Every line in the listing is to be echoed verbatim.

--- Begin EXTRACTED INFORMATION ---

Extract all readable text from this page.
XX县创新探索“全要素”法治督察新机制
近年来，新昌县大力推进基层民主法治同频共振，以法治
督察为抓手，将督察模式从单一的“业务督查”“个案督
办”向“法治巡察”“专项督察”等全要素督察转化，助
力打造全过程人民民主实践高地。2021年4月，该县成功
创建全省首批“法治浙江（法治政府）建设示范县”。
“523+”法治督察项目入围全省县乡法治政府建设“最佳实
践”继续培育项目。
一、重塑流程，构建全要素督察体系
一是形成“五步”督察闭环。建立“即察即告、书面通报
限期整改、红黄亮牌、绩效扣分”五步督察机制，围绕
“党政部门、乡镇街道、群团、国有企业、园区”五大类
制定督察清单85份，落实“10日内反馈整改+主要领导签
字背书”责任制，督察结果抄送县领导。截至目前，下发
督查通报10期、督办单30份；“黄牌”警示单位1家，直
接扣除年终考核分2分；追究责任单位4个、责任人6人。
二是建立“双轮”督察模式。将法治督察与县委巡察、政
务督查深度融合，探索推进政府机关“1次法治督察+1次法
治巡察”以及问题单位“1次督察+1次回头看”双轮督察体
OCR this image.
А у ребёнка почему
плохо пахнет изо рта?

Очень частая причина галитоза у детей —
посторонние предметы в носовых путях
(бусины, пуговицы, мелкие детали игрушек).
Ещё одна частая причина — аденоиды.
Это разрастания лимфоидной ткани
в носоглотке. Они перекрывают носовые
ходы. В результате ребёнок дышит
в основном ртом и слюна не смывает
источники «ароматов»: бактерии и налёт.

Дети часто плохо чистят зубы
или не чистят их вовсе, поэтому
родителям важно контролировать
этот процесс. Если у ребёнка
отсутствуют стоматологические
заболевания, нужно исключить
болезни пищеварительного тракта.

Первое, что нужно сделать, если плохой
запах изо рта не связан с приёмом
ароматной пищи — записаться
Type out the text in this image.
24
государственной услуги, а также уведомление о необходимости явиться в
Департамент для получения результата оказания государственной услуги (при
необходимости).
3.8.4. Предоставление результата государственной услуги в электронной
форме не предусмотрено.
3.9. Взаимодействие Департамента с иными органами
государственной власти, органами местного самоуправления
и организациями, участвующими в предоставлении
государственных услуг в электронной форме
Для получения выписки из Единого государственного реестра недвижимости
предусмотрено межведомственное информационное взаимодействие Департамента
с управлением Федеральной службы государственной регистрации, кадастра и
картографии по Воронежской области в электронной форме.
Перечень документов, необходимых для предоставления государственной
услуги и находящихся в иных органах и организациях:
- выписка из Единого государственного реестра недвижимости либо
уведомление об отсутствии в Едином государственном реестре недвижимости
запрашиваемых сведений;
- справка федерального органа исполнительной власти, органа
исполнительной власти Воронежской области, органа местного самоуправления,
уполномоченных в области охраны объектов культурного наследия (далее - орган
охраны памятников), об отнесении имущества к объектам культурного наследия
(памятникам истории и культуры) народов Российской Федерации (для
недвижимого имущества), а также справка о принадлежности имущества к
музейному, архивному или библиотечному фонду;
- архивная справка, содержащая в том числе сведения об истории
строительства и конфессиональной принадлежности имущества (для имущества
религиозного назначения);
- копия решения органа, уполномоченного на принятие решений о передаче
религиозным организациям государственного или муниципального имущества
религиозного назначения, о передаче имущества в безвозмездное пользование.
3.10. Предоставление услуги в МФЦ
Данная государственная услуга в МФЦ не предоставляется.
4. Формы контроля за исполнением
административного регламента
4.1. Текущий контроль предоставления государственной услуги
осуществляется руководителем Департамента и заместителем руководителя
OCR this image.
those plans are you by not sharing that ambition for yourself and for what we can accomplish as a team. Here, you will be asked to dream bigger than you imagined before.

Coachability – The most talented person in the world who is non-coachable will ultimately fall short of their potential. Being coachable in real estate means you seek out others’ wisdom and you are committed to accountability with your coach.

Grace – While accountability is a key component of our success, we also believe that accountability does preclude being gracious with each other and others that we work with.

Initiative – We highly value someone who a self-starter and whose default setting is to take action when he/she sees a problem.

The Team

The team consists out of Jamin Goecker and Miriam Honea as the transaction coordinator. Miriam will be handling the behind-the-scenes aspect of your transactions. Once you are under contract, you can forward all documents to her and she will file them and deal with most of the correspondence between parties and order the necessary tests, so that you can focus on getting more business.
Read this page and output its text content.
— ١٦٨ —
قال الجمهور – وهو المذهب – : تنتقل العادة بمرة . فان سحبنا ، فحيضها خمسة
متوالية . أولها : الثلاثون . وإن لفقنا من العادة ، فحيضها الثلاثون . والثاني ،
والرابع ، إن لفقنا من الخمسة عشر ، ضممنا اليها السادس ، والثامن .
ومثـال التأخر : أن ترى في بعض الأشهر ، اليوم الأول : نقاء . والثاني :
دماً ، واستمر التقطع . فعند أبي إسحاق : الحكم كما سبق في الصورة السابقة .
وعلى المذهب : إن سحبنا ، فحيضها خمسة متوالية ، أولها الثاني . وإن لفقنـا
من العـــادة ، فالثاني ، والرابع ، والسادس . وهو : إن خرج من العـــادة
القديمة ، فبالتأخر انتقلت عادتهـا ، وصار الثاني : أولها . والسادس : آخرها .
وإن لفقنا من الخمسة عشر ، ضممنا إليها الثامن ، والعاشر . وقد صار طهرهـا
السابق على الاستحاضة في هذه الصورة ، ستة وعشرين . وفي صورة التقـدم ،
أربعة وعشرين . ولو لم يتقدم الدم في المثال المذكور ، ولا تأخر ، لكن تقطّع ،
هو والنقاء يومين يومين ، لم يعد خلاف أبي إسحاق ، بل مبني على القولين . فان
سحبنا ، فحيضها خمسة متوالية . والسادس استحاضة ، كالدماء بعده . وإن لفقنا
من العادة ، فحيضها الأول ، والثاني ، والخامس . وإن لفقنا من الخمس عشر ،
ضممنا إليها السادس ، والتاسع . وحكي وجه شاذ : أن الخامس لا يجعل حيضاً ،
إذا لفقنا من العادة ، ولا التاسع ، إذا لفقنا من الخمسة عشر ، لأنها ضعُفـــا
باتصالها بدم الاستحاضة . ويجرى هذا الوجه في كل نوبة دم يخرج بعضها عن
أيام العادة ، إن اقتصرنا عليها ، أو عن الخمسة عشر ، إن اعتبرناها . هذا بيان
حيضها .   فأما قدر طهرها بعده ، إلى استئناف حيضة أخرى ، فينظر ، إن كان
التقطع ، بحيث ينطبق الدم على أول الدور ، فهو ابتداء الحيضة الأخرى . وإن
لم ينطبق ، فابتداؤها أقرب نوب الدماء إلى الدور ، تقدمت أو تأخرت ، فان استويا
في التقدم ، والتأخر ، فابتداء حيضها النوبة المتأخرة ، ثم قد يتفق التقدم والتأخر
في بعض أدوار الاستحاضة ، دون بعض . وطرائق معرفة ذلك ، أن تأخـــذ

--- End EXTRACTED INFORMATION ---

■ CORRECT RESPONSE:
Extract all readable text from this page.
XX县创新探索“全要素”法治督察新机制
近年来，新昌县大力推进基层民主法治同频共振，以法治
督察为抓手，将督察模式从单一的“业务督查”“个案督
办”向“法治巡察”“专项督察”等全要素督察转化，助
力打造全过程人民民主实践高地。2021年4月，该县成功
创建全省首批“法治浙江（法治政府）建设示范县”。
“523+”法治督察项目入围全省县乡法治政府建设“最佳实
践”继续培育项目。
一、重塑流程，构建全要素督察体系
一是形成“五步”督察闭环。建立“即察即告、书面通报
限期整改、红黄亮牌、绩效扣分”五步督察机制，围绕
“党政部门、乡镇街道、群团、国有企业、园区”五大类
制定督察清单85份，落实“10日内反馈整改+主要领导签
字背书”责任制，督察结果抄送县领导。截至目前，下发
督查通报10期、督办单30份；“黄牌”警示单位1家，直
接扣除年终考核分2分；追究责任单位4个、责任人6人。
二是建立“双轮”督察模式。将法治督察与县委巡察、政
务督查深度融合，探索推进政府机关“1次法治督察+1次法
治巡察”以及问题单位“1次督察+1次回头看”双轮督察体
OCR this image.
А у ребёнка почему
плохо пахнет изо рта?

Очень частая причина галитоза у детей —
посторонние предметы в носовых путях
(бусины, пуговицы, мелкие детали игрушек).
Ещё одна частая причина — аденоиды.
Это разрастания лимфоидной ткани
в носоглотке. Они перекрывают носовые
ходы. В результате ребёнок дышит
в основном ртом и слюна не смывает
источники «ароматов»: бактерии и налёт.

Дети часто плохо чистят зубы
или не чистят их вовсе, поэтому
родителям важно контролировать
этот процесс. Если у ребёнка
отсутствуют стоматологические
заболевания, нужно исключить
болезни пищеварительного тракта.

Первое, что нужно сделать, если плохой
запах изо рта не связан с приёмом
ароматной пищи — записаться
Type out the text in this image.
24
государственной услуги, а также уведомление о необходимости явиться в
Департамент для получения результата оказания государственной услуги (при
необходимости).
3.8.4. Предоставление результата государственной услуги в электронной
форме не предусмотрено.
3.9. Взаимодействие Департамента с иными органами
государственной власти, органами местного самоуправления
и организациями, участвующими в предоставлении
государственных услуг в электронной форме
Для получения выписки из Единого государственного реестра недвижимости
предусмотрено межведомственное информационное взаимодействие Департамента
с управлением Федеральной службы государственной регистрации, кадастра и
картографии по Воронежской области в электронной форме.
Перечень документов, необходимых для предоставления государственной
услуги и находящихся в иных органах и организациях:
- выписка из Единого государственного реестра недвижимости либо
уведомление об отсутствии в Едином государственном реестре недвижимости
запрашиваемых сведений;
- справка федерального органа исполнительной власти, органа
исполнительной власти Воронежской области, органа местного самоуправления,
уполномоченных в области охраны объектов культурного наследия (далее - орган
охраны памятников), об отнесении имущества к объектам культурного наследия
(памятникам истории и культуры) народов Российской Федерации (для
недвижимого имущества), а также справка о принадлежности имущества к
музейному, архивному или библиотечному фонду;
- архивная справка, содержащая в том числе сведения об истории
строительства и конфессиональной принадлежности имущества (для имущества
религиозного назначения);
- копия решения органа, уполномоченного на принятие решений о передаче
религиозным организациям государственного или муниципального имущества
религиозного назначения, о передаче имущества в безвозмездное пользование.
3.10. Предоставление услуги в МФЦ
Данная государственная услуга в МФЦ не предоставляется.
4. Формы контроля за исполнением
административного регламента
4.1. Текущий контроль предоставления государственной услуги
осуществляется руководителем Департамента и заместителем руководителя
OCR this image.
those plans are you by not sharing that ambition for yourself and for what we can accomplish as a team. Here, you will be asked to dream bigger than you imagined before.

Coachability – The most talented person in the world who is non-coachable will ultimately fall short of their potential. Being coachable in real estate means you seek out others’ wisdom and you are committed to accountability with your coach.

Grace – While accountability is a key component of our success, we also believe that accountability does preclude being gracious with each other and others that we work with.

Initiative – We highly value someone who a self-starter and whose default setting is to take action when he/she sees a problem.

The Team

The team consists out of Jamin Goecker and Miriam Honea as the transaction coordinator. Miriam will be handling the behind-the-scenes aspect of your transactions. Once you are under contract, you can forward all documents to her and she will file them and deal with most of the correspondence between parties and order the necessary tests, so that you can focus on getting more business.
Read this page and output its text content.
— ١٦٨ —
قال الجمهور – وهو المذهب – : تنتقل العادة بمرة . فان سحبنا ، فحيضها خمسة
متوالية . أولها : الثلاثون . وإن لفقنا من العادة ، فحيضها الثلاثون . والثاني ،
والرابع ، إن لفقنا من الخمسة عشر ، ضممنا اليها السادس ، والثامن .
ومثـال التأخر : أن ترى في بعض الأشهر ، اليوم الأول : نقاء . والثاني :
دماً ، واستمر التقطع . فعند أبي إسحاق : الحكم كما سبق في الصورة السابقة .
وعلى المذهب : إن سحبنا ، فحيضها خمسة متوالية ، أولها الثاني . وإن لفقنـا
من العـــادة ، فالثاني ، والرابع ، والسادس . وهو : إن خرج من العـــادة
القديمة ، فبالتأخر انتقلت عادتهـا ، وصار الثاني : أولها . والسادس : آخرها .
وإن لفقنا من الخمسة عشر ، ضممنا إليها الثامن ، والعاشر . وقد صار طهرهـا
السابق على الاستحاضة في هذه الصورة ، ستة وعشرين . وفي صورة التقـدم ،
أربعة وعشرين . ولو لم يتقدم الدم في المثال المذكور ، ولا تأخر ، لكن تقطّع ،
هو والنقاء يومين يومين ، لم يعد خلاف أبي إسحاق ، بل مبني على القولين . فان
سحبنا ، فحيضها خمسة متوالية . والسادس استحاضة ، كالدماء بعده . وإن لفقنا
من العادة ، فحيضها الأول ، والثاني ، والخامس . وإن لفقنا من الخمس عشر ،
ضممنا إليها السادس ، والتاسع . وحكي وجه شاذ : أن الخامس لا يجعل حيضاً ،
إذا لفقنا من العادة ، ولا التاسع ، إذا لفقنا من الخمسة عشر ، لأنها ضعُفـــا
باتصالها بدم الاستحاضة . ويجرى هذا الوجه في كل نوبة دم يخرج بعضها عن
أيام العادة ، إن اقتصرنا عليها ، أو عن الخمسة عشر ، إن اعتبرناها . هذا بيان
حيضها .   فأما قدر طهرها بعده ، إلى استئناف حيضة أخرى ، فينظر ، إن كان
التقطع ، بحيث ينطبق الدم على أول الدور ، فهو ابتداء الحيضة الأخرى . وإن
لم ينطبق ، فابتداؤها أقرب نوب الدماء إلى الدور ، تقدمت أو تأخرت ، فان استويا
في التقدم ، والتأخر ، فابتداء حيضها النوبة المتأخرة ، ثم قد يتفق التقدم والتأخر
في بعض أدوار الاستحاضة ، دون بعض . وطرائق معرفة ذلك ، أن تأخـــذ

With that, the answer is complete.